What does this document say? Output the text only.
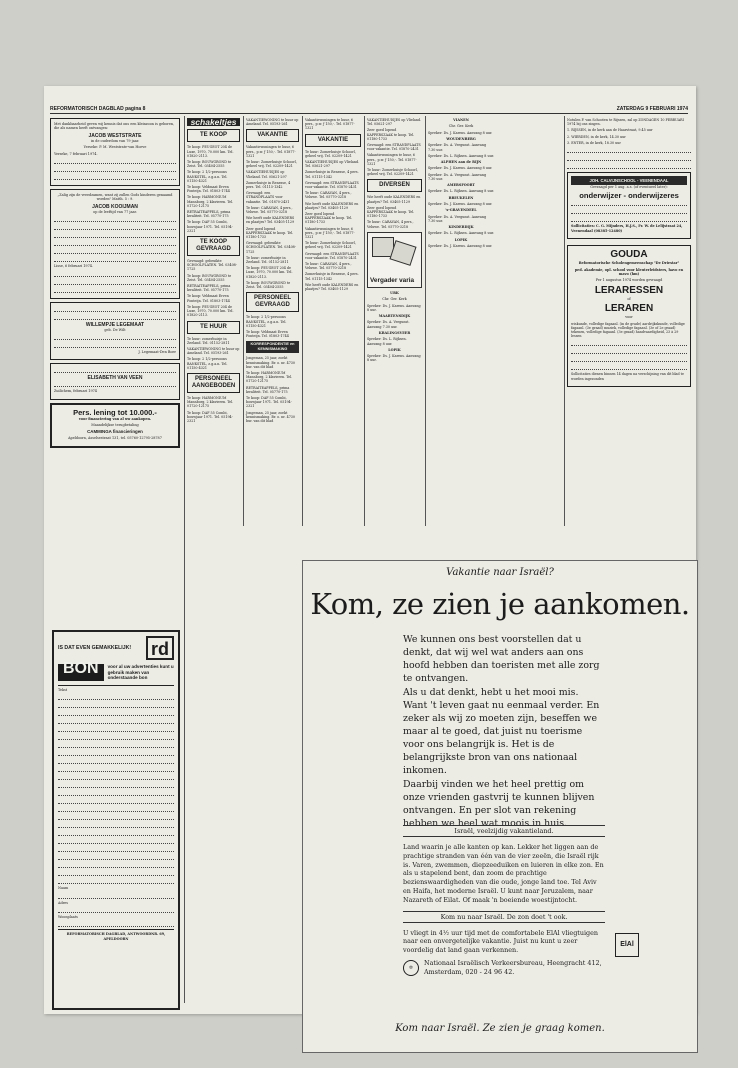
REFORMATORISCH DAGBLAD pagina 8	ZATERDAG 9 FEBRUARI 1974

Met dankbaarheid geven wij kennis dat ons een kleinzoon is geboren, die als namen heeft ontvangen:

JACOB WESTSTRATE

in de ouderdom van 79 jaar.

Yerseke: P. M. Weststrate-van Hoeve

Yerseke, 7 februari 1974.

„Zalig zijn de vreedzamen, want zij zullen Gods kinderen genaamd worden" Matth. 5 : 9.

JACOB KOOIJMAN

op de leeftijd van 77 jaar.

Lisse, 6 februari 1974.

WILLEMPJE LEGEMAAT

geb. De Wilt

J. Legemaat-Den Boer

ELISABETH VAN VEEN

Zuilichem, februari 1974

Pers. lening tot 10.000.-

voor financiering van al uw aankopen.

Maandelijkse terugbetaling

CAMMINGA financieringen

Apeldoorn, Asselsestraat 131, tel. 05760-12795-28787

IS DAT EVEN GEMAKKELIJK! rd
BON	voor al uw advertenties kunt u gebruik maken van onderstaande bon

Tekst

Naam

Adres

Woonplaats

REFORMATORISCH DAGBLAD, ANTWOORDNR. 69, APELDOORN

schakeltjes
TE KOOP

Te koop: PEUGEOT 204 de Luxe, 1970, 70.000 km. Tel. 01820-2113.

Te koop: BOUWGROND te Zeist. Tel. 03404-2555

Te koop: 2 1/2-persoons BANKSTEL, z.g.a.n. Tel. 01150-4321

Te koop: Veldmaat Erven Fonteijn. Tel. 01803-1744

Te koop: HARMONIUM Mannborg, 2 klavieren. Tel. 01720-12175

RETRAITEAPPELS, prima kwaliteit. Tel. 05770-175

Te koop: DAF 55 Combi, bouwjaar 1971. Tel. 05194-2321

TE KOOP GEVRAAGD

Gevraagd: gebruikte SCHOOLPLATEN. Tel. 03408-1725

Te koop: BOUWGROND te Zeist. Tel. 03404-2555

RETRAITEAPPELS, prima kwaliteit. Tel. 05770-175

Te koop: Veldmaat Erven Fonteijn. Tel. 01803-1744

Te koop: PEUGEOT 204 de Luxe, 1970, 70.000 km. Tel. 01820-2113.

TE HUUR

Te huur: zomerhuisje in Zeeland. Tel. 01152-2811

VAKANTIEWONING te huur op Ameland. Tel. 05193-261

Te koop: 2 1/2-persoons BANKSTEL, z.g.a.n. Tel. 01150-4321

PERSONEEL AANGEBODEN

Te koop: HARMONIUM Mannborg, 2 klavieren. Tel. 01720-12175

Te koop: DAF 55 Combi, bouwjaar 1971. Tel. 05194-2321

VAKANTIEWONING te huur op Ameland. Tel. 05193-261

VAKANTIE

Vakantiewoningen te huur, 6 pers., p.w. ƒ 150,-. Tel. 01877-1321

Te huur: Zomerhuisje Schoorl, geheel vrij. Tel. 02209-1421

VAKANTIEHUISJES op Vlieland. Tel. 05621-297

Zomerhuisje in Renesse, 4 pers. Tel. 01115-1342

Gevraagd: een STRANDPLAATS voor vakantie. Tel. 01870-2431

Te huur: CARAVAN, 4 pers., Veluwe. Tel. 05770-3218

Wie heeft oude KALENDERS en plaatjes? Tel. 03405-1129

Zeer goed lopend KAPPERSZAAK te koop. Tel. 01180-1733

Gevraagd: gebruikte SCHOOLPLATEN. Tel. 03408-1725

Te huur: zomerhuisje in Zeeland. Tel. 01152-2811

Te koop: PEUGEOT 204 de Luxe, 1970, 70.000 km. Tel. 01820-2113.

Te koop: BOUWGROND te Zeist. Tel. 03404-2555

PERSONEEL GEVRAAGD

Te koop: 2 1/2-persoons BANKSTEL, z.g.a.n. Tel. 01150-4321

Te koop: Veldmaat Erven Fonteijn. Tel. 01803-1744

KORRESPONDENTIE en KENNISMAKING

Jongeman, 25 jaar, zoekt kennismaking. Br. o. nr. 4730 bur. van dit blad

Te koop: HARMONIUM Mannborg, 2 klavieren. Tel. 01720-12175

RETRAITEAPPELS, prima kwaliteit. Tel. 05770-175

Te koop: DAF 55 Combi, bouwjaar 1971. Tel. 05194-2321

Jongeman, 25 jaar, zoekt kennismaking. Br. o. nr. 4730 bur. van dit blad

Vakantiewoningen te huur, 6 pers., p.w. ƒ 150,-. Tel. 01877-1321

VAKANTIE

Te huur: Zomerhuisje Schoorl, geheel vrij. Tel. 02209-1421

VAKANTIEHUISJES op Vlieland. Tel. 05621-297

Zomerhuisje in Renesse, 4 pers. Tel. 01115-1342

Gevraagd: een STRANDPLAATS voor vakantie. Tel. 01870-2431

Te huur: CARAVAN, 4 pers., Veluwe. Tel. 05770-3218

Wie heeft oude KALENDERS en plaatjes? Tel. 03405-1129

Zeer goed lopend KAPPERSZAAK te koop. Tel. 01180-1733

Vakantiewoningen te huur, 6 pers., p.w. ƒ 150,-. Tel. 01877-1321

Te huur: Zomerhuisje Schoorl, geheel vrij. Tel. 02209-1421

Gevraagd: een STRANDPLAATS voor vakantie. Tel. 01870-2431

Te huur: CARAVAN, 4 pers., Veluwe. Tel. 05770-3218

Zomerhuisje in Renesse, 4 pers. Tel. 01115-1342

Wie heeft oude KALENDERS en plaatjes? Tel. 03405-1129

VAKANTIEHUISJES op Vlieland. Tel. 05621-297

Zeer goed lopend KAPPERSZAAK te koop. Tel. 01180-1733

Gevraagd: een STRANDPLAATS voor vakantie. Tel. 01870-2431

Vakantiewoningen te huur, 6 pers., p.w. ƒ 150,-. Tel. 01877-1321

Te huur: Zomerhuisje Schoorl, geheel vrij. Tel. 02209-1421

DIVERSEN

Wie heeft oude KALENDERS en plaatjes? Tel. 03405-1129

Zeer goed lopend KAPPERSZAAK te koop. Tel. 01180-1733

Te huur: CARAVAN, 4 pers., Veluwe. Tel. 05770-3218

Vergader varia

URK

Chr. Ger. Kerk

Spreker: Ds. J. Karens. Aanvang 8 uur.

MAARTENSDIJK

Spreker: Ds. A. Vergunst. Aanvang 7.30 uur.

KRALINGSVEER

Spreker: Ds. L. Rijksen. Aanvang 8 uur.

LOPIK

Spreker: Ds. J. Karens. Aanvang 8 uur.

VIANEN

Chr. Ger. Kerk

Spreker: Ds. J. Karens. Aanvang 8 uur.

WOUDENBERG

Spreker: Ds. A. Vergunst. Aanvang 7.30 uur.

Spreker: Ds. L. Rijksen. Aanvang 8 uur.

ALPHEN aan de RIJN

Spreker: Ds. J. Karens. Aanvang 8 uur.

Spreker: Ds. A. Vergunst. Aanvang 7.30 uur.

AMERSFOORT

Spreker: Ds. L. Rijksen. Aanvang 8 uur.

BREUKELEN

Spreker: Ds. J. Karens. Aanvang 8 uur.

's-GRAVENDEEL

Spreker: Ds. A. Vergunst. Aanvang 7.30 uur.

KINDERDIJK

Spreker: Ds. L. Rijksen. Aanvang 8 uur.

LOPIK

Spreker: Ds. J. Karens. Aanvang 8 uur.

Notulen F. van Schooten te Rijssen, zal op ZONDAGEN 10 FEBRUARI 1974 bij ons zingen.

1. RIJSSEN, in de kerk aan de Haarstraat, 9.45 uur

2. WIERDEN, in de kerk, 14.30 uur

3. ENTER, in de kerk, 18.30 uur

JOH. CALVIJNSCHOOL - VEENENDAAL

Gevraagd per 1 aug. a.s. (of eventueel later):

onderwijzer - onderwijzeres

Sollicitaties: C. G. Mijnders, H.J.S., Fr. W. de Lelijstraat 24, Veenendaal (08385-12480)

GOUDA

Reformatorische Scholengemeenschap "De Driestar"

ped. akademie, opl. school voor kleuterleidsters, havo en mavo (hm)

Per 1 augustus 1974 worden gevraagd

LERARESSEN

of

LERAREN

voor

wiskunde, volledige fagaanl. (in de grade) aardrijkskunde, volledige fagaanl. (3e graad) muziek, volledige fagaanl. (3e of 2e graad) tekenen, volledige fagaanl. (3e graad) handvaardigheid, 23 à 29 lessen

Sollicitaties dienen binnen 14 dagen na verschijning van dit blad te worden ingezonden

Vakantie naar Israël?
Kom, ze zien je aankomen.

We kunnen ons best voorstellen dat u denkt, dat wij wel wat anders aan ons hoofd hebben dan toeristen met alle zorg te ontvangen.

Als u dat denkt, hebt u het mooi mis. Want 't leven gaat nu eenmaal verder. En zeker als wij zo moeten zijn, beseffen we maar al te goed, dat juist nu toerisme voor ons belangrijk is. Het is de belangrijkste bron van ons nationaal inkomen.

Daarbij vinden we het heel prettig om onze vrienden gastvrij te kunnen blijven ontvangen. En per slot van rekening hebben we heel wat moois in huis.

Israël, veelzijdig vakantieland.

Land waarin je alle kanten op kan. Lekker het liggen aan de prachtige stranden van één van de vier zeeën, die Israël rijk is. Varen, zwemmen, diepzeeduiken en luieren in elke zon. En als u stapelend bent, dan zoom de prachtige bezienswaardigheden van die oude, jonge land toe. Tel Aviv en Haifa, het moderne Israël. U kunt naar Jeruzalem, naar Nazareth of Eilat. Of maak 'n boeiende woestijntocht.

Kom nu naar Israël. De zon doet 't ook.

U vliegt in 4½ uur tijd met de comfortabele ElAl vliegtuigen naar een onvergetelijke vakantie. Juist nu kunt u zeer voordelig dat land gaan verkennen.

✡

Nationaal Israëlisch Verkeersbureau, Heengracht 412, Amsterdam, 020 - 24 96 42.

ElAl
Kom naar Israël. Ze zien je graag komen.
-*-
● What is being asked: Show the lines of the records that include the string "PERSONEEL".

● Written response:
PERSONEEL AANGEBODEN
PERSONEEL GEVRAAGD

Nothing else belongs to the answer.